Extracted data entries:
+++

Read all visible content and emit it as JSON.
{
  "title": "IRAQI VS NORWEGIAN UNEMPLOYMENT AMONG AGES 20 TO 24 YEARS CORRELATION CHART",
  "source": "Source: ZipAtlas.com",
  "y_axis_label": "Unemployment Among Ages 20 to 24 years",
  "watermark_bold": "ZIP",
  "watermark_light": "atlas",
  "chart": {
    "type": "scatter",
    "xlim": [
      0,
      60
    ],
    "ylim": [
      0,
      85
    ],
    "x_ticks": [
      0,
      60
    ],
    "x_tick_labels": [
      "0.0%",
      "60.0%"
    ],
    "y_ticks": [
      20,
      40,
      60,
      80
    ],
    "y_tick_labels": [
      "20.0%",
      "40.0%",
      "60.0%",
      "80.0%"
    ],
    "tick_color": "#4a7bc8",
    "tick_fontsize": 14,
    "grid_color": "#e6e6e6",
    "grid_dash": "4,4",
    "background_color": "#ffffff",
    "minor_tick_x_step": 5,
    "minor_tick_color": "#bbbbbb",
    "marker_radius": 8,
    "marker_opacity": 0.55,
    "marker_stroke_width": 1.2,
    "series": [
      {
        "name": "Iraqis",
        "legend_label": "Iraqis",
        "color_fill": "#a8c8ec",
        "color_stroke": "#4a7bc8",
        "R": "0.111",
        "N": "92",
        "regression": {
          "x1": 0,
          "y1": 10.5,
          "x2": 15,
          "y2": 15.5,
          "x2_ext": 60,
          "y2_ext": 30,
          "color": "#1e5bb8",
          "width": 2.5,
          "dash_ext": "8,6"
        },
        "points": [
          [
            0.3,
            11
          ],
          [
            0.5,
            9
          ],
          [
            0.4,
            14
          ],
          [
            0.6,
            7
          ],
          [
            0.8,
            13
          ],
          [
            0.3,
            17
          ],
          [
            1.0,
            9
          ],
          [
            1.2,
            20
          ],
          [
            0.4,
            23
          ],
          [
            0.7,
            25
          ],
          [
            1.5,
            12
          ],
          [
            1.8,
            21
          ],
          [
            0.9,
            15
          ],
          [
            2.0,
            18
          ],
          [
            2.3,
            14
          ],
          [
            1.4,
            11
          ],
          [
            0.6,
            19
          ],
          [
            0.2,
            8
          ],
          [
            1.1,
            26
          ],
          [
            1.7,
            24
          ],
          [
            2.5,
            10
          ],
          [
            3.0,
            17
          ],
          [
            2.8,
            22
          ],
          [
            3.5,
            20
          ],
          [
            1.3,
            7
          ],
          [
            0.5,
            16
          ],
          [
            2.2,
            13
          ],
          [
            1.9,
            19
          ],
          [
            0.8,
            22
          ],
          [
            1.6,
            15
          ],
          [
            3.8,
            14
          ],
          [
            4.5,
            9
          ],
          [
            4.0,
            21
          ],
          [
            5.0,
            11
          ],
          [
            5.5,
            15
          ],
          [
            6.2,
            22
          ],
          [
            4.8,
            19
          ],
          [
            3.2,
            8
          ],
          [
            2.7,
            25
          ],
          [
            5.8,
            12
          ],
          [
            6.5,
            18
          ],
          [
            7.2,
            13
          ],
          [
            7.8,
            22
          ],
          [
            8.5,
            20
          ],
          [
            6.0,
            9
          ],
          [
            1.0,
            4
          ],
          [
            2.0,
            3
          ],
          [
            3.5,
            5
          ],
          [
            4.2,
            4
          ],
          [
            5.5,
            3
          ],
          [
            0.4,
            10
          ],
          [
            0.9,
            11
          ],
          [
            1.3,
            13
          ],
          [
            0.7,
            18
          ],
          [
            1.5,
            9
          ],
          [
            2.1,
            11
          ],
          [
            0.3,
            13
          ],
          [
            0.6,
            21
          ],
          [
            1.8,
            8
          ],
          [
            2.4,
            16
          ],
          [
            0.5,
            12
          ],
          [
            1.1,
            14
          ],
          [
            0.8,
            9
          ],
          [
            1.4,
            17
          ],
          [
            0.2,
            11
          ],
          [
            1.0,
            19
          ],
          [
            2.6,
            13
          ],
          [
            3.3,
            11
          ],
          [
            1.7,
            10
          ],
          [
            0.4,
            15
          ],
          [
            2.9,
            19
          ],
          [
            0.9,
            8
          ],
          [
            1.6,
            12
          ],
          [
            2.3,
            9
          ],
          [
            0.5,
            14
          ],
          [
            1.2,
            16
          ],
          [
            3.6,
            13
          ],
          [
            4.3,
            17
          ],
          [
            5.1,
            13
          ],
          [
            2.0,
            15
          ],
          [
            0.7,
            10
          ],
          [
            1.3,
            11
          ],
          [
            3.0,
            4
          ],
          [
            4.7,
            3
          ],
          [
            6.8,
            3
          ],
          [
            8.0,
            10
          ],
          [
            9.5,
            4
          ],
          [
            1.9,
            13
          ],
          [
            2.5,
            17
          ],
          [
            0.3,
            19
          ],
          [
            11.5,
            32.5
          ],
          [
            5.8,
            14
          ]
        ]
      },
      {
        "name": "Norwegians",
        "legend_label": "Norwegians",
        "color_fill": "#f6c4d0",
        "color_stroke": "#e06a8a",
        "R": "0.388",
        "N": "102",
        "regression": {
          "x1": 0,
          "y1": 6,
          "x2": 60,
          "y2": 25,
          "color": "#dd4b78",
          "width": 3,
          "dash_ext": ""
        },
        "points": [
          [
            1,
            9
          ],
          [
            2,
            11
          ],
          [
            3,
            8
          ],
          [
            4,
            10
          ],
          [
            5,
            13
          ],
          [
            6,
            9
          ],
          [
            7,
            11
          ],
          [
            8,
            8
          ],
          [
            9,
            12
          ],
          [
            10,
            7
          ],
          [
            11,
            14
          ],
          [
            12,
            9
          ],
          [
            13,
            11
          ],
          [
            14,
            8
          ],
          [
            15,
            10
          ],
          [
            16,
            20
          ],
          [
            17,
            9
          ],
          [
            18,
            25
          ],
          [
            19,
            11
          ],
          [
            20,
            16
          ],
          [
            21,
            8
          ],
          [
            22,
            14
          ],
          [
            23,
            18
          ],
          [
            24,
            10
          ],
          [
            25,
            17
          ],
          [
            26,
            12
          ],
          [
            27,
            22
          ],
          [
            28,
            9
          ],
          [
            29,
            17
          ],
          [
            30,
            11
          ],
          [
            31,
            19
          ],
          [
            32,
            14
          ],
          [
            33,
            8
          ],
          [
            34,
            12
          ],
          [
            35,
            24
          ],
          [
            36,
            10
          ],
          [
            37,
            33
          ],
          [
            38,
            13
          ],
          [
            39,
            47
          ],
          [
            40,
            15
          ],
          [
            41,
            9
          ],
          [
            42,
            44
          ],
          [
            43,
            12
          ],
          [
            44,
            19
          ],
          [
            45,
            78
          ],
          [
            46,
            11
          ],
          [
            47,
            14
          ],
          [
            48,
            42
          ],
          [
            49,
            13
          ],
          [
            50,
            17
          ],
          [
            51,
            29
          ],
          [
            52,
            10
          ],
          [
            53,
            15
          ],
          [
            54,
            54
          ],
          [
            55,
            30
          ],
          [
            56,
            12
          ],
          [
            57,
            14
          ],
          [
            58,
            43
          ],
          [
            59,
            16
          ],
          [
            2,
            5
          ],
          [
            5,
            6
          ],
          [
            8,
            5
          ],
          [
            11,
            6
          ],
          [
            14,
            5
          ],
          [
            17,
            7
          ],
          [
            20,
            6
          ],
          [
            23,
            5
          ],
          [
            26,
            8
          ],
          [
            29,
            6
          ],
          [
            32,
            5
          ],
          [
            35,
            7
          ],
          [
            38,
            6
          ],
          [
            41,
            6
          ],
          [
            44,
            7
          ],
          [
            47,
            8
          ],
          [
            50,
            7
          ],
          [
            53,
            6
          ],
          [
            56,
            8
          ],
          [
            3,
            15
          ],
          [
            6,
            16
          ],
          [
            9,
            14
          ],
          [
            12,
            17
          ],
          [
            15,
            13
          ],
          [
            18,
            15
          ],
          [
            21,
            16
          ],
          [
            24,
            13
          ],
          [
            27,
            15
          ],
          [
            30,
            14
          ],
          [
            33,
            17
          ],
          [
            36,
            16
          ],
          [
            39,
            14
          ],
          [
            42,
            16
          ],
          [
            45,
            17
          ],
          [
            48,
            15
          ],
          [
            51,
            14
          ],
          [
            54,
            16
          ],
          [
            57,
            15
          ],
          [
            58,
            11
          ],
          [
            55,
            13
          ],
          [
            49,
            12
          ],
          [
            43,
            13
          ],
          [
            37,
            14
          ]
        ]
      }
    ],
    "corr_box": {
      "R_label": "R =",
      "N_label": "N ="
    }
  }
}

+++

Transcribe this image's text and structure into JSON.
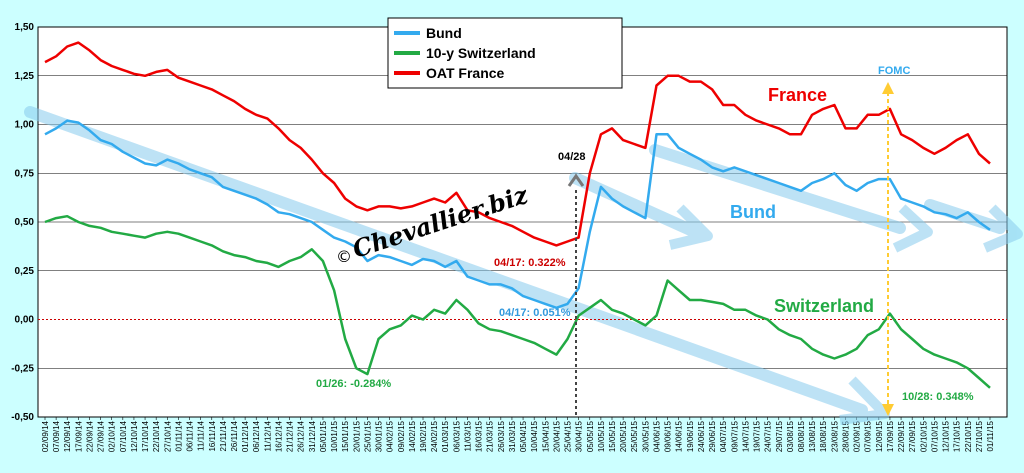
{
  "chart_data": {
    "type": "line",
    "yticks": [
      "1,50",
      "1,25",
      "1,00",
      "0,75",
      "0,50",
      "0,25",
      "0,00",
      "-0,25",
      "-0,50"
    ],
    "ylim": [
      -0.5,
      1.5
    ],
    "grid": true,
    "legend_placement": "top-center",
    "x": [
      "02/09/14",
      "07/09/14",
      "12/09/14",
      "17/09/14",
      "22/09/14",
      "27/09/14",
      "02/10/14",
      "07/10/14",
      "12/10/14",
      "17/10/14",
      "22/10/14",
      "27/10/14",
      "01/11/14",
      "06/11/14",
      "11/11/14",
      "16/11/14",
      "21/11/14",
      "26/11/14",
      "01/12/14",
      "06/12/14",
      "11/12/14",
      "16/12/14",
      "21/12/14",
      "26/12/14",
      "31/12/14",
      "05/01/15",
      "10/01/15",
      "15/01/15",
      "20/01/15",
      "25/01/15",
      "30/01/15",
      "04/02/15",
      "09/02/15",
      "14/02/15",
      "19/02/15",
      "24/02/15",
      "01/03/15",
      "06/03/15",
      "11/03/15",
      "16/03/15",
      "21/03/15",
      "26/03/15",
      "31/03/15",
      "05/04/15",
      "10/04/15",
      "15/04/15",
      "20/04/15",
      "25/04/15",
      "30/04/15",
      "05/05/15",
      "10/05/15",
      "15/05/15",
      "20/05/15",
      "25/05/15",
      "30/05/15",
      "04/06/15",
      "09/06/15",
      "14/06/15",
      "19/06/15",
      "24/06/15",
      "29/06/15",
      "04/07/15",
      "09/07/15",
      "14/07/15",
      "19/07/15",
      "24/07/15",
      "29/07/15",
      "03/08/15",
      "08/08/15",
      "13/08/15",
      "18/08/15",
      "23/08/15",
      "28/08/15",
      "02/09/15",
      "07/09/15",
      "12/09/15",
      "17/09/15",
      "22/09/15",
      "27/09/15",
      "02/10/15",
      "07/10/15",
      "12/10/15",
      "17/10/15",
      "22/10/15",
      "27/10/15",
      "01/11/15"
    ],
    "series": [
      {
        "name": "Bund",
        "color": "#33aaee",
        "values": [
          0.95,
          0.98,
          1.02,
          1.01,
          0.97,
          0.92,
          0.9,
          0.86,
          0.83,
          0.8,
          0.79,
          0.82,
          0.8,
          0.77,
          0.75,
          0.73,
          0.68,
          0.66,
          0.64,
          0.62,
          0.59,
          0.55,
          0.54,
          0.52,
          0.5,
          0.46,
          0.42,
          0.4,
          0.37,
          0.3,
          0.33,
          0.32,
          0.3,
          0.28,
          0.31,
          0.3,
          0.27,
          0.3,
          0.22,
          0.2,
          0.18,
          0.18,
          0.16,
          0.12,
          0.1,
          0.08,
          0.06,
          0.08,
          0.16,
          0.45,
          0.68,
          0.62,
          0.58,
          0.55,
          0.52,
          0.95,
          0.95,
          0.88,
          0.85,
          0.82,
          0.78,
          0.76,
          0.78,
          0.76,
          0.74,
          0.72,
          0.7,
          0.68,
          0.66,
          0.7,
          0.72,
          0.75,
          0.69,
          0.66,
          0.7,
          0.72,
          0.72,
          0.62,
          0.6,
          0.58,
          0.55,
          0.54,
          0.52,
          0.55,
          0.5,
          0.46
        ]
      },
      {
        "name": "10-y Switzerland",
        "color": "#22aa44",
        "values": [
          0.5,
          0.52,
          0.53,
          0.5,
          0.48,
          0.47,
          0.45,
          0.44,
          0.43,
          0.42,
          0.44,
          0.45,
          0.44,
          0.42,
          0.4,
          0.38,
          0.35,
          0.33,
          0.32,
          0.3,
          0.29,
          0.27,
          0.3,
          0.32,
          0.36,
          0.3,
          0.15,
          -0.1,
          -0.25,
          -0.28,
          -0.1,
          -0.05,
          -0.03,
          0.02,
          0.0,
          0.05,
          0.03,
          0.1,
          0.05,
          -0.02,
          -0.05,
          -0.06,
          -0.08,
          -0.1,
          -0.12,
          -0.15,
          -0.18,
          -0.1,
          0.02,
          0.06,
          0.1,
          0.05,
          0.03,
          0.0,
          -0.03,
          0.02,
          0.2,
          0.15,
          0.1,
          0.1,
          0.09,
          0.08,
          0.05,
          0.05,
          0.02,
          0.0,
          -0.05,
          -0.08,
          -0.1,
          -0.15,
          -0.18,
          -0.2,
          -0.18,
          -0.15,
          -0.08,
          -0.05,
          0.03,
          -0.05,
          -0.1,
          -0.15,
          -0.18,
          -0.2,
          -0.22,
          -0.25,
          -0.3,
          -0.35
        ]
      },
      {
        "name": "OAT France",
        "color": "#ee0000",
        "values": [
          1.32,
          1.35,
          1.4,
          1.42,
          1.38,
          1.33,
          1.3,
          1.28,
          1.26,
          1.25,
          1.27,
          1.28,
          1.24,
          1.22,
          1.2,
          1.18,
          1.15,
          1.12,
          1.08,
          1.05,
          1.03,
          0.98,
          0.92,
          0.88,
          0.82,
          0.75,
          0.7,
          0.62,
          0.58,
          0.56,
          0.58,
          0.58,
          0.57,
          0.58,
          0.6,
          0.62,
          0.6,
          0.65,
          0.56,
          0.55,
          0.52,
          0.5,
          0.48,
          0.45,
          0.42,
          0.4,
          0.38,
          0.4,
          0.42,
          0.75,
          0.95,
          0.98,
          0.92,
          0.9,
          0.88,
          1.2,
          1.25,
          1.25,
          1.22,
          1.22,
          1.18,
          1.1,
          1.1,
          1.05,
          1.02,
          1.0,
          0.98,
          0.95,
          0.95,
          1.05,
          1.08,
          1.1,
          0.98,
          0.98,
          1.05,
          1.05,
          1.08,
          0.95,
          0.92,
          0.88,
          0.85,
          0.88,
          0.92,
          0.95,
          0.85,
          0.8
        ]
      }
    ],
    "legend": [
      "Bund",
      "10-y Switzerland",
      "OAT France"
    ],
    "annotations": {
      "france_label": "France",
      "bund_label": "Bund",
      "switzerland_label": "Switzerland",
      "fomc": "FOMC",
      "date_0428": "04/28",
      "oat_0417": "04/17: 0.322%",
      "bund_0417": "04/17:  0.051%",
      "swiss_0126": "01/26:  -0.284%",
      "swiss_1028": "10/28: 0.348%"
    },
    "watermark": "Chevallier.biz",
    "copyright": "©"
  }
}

+++

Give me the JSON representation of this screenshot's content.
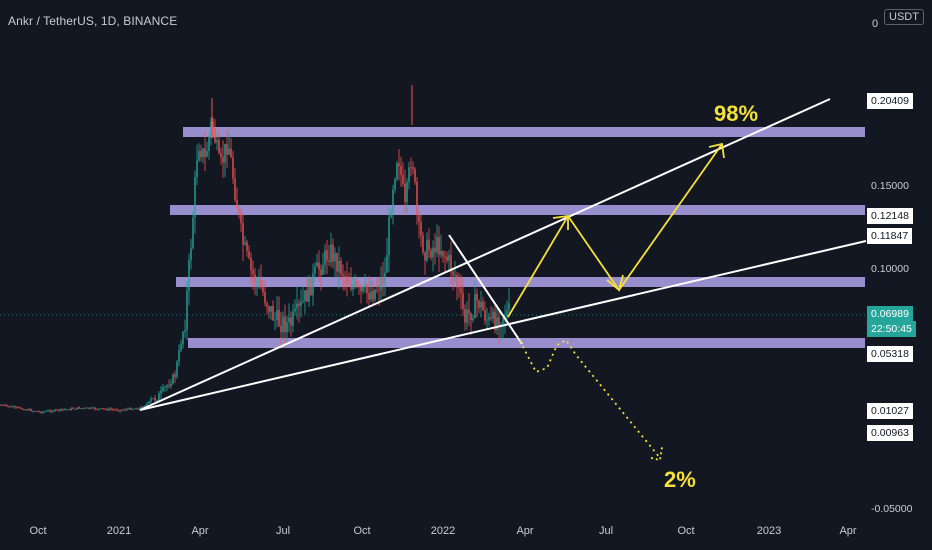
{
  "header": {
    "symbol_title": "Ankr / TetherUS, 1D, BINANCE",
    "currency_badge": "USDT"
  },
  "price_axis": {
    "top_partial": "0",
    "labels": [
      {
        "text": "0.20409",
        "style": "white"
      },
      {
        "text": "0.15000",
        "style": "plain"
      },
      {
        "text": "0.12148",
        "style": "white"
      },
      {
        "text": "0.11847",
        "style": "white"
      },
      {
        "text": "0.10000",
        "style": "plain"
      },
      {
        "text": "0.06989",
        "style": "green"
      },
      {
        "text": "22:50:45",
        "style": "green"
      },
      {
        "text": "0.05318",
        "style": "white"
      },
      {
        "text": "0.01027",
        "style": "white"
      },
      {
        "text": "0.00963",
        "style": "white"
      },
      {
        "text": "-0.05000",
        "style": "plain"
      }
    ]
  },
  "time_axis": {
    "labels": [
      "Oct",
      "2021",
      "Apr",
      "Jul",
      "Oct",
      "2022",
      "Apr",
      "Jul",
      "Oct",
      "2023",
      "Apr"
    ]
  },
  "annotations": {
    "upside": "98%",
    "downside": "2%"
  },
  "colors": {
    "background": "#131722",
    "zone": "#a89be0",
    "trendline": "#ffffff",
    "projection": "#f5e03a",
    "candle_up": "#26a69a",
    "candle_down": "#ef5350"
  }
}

+++

◆ TO BE DONE: Determine how many lines in the listing above hold the word "name", answering with the number only.

◆ EXERCISE SOLUTION: 5